## TASK DIRECTIONS
In the listing below, locate the lines that hold the string "Banjar". Copy those lines.

## GIVEN DATA
++++++++++++++++++++

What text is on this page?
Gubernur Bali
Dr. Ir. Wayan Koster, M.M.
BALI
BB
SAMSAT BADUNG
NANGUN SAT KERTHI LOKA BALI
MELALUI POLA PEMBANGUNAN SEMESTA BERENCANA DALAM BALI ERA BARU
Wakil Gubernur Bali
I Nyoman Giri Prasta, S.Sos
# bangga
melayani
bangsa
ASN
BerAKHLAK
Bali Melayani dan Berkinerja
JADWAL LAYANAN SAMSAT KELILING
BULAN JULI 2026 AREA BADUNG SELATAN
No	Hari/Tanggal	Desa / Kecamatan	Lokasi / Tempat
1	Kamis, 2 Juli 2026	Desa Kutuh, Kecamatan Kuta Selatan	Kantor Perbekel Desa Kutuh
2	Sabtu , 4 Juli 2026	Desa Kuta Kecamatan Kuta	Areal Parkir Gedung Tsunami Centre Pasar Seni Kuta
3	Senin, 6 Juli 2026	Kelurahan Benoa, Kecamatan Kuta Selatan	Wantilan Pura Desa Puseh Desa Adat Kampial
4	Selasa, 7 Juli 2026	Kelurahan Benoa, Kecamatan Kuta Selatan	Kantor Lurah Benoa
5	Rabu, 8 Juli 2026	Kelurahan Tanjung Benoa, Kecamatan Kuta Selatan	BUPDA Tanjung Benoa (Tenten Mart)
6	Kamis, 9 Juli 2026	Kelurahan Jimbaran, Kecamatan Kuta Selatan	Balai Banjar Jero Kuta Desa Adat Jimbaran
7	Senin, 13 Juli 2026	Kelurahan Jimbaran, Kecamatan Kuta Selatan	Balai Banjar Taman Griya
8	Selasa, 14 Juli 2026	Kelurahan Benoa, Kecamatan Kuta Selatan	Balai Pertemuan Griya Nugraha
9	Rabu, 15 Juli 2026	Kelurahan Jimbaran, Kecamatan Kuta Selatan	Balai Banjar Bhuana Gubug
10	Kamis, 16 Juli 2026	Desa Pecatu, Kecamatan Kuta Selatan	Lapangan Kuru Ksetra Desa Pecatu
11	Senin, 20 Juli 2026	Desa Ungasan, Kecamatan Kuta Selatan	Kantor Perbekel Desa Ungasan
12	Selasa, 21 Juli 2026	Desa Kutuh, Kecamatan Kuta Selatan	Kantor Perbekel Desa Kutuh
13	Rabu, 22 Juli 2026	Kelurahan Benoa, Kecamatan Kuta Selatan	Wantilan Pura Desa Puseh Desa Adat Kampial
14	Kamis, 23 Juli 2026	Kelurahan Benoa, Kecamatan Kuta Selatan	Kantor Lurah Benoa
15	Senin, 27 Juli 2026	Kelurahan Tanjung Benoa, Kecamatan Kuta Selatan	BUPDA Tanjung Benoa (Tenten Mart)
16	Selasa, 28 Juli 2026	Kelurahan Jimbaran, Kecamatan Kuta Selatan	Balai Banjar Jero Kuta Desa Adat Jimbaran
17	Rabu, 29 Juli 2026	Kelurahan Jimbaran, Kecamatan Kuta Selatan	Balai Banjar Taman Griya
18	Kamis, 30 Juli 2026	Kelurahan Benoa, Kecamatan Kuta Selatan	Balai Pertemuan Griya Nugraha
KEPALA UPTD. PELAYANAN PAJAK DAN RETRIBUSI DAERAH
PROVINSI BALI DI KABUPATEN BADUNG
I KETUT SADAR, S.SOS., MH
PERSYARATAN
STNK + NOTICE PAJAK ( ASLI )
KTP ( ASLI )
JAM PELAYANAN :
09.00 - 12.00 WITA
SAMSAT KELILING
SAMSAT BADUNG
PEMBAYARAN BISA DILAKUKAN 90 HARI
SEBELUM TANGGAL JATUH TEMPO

++++++++++++++++++++

## EXPECTED ANSWER
6	Kamis, 9 Juli 2026	Kelurahan Jimbaran, Kecamatan Kuta Selatan	Balai Banjar Jero Kuta Desa Adat Jimbaran
7	Senin, 13 Juli 2026	Kelurahan Jimbaran, Kecamatan Kuta Selatan	Balai Banjar Taman Griya
9	Rabu, 15 Juli 2026	Kelurahan Jimbaran, Kecamatan Kuta Selatan	Balai Banjar Bhuana Gubug
16	Selasa, 28 Juli 2026	Kelurahan Jimbaran, Kecamatan Kuta Selatan	Balai Banjar Jero Kuta Desa Adat Jimbaran
17	Rabu, 29 Juli 2026	Kelurahan Jimbaran, Kecamatan Kuta Selatan	Balai Banjar Taman Griya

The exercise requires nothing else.